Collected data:
◇ ◇ ◇ ◇

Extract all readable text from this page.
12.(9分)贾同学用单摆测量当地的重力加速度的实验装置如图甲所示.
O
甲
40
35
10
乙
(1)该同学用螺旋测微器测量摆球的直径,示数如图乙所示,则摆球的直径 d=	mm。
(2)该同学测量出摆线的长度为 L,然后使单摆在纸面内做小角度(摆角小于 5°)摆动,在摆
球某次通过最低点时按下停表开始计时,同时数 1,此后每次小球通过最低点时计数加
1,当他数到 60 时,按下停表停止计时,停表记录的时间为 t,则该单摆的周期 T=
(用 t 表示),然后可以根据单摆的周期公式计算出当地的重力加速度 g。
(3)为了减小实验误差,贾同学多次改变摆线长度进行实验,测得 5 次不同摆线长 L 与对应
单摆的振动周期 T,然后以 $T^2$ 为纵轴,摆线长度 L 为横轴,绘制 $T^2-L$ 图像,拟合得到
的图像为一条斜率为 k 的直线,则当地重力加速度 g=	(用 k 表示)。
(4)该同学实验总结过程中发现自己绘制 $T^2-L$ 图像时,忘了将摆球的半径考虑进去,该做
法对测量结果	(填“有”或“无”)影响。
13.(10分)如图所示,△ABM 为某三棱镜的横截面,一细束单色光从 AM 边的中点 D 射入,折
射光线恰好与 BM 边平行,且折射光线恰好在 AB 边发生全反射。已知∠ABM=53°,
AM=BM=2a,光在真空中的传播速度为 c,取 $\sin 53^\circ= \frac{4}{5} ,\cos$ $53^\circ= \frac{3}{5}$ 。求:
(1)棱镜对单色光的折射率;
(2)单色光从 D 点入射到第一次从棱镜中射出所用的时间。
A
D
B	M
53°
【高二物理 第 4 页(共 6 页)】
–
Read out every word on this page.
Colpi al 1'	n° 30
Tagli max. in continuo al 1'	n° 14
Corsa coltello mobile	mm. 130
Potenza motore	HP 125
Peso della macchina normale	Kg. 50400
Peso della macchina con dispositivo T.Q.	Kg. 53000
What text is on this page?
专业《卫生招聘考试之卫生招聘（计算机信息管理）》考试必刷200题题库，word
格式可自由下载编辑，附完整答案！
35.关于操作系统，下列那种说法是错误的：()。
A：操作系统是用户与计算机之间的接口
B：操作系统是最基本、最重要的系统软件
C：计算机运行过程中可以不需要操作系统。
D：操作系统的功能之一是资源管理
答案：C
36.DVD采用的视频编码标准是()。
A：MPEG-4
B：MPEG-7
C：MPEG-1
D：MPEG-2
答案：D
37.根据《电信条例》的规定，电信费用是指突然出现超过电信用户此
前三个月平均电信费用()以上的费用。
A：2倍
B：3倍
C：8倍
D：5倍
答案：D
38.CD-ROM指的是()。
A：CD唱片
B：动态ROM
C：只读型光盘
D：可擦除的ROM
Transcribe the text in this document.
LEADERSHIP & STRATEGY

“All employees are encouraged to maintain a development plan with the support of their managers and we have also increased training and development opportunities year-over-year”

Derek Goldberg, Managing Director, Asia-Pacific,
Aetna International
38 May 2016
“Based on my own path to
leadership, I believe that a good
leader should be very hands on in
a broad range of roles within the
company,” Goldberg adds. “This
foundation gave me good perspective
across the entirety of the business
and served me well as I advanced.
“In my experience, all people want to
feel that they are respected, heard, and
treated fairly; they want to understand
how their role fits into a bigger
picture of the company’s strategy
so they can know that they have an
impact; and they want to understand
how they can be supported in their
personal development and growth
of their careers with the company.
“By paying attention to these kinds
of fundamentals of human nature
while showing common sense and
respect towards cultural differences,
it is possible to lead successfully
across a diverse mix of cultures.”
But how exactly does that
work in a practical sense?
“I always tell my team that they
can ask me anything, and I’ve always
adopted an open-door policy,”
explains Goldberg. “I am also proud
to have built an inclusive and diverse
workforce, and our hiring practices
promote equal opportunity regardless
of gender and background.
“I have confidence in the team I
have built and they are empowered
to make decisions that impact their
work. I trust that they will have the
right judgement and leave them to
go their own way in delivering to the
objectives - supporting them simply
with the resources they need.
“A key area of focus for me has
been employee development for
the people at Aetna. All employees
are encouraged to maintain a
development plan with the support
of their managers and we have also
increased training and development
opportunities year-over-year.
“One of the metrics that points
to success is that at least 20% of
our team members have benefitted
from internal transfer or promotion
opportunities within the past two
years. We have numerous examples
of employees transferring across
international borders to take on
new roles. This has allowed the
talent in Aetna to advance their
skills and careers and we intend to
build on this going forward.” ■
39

◇ ◇ ◇ ◇

Short problem: Pick each line holding the word "always" out of the listing.

Answer:
“I always tell my team that they
can ask me anything, and I’ve always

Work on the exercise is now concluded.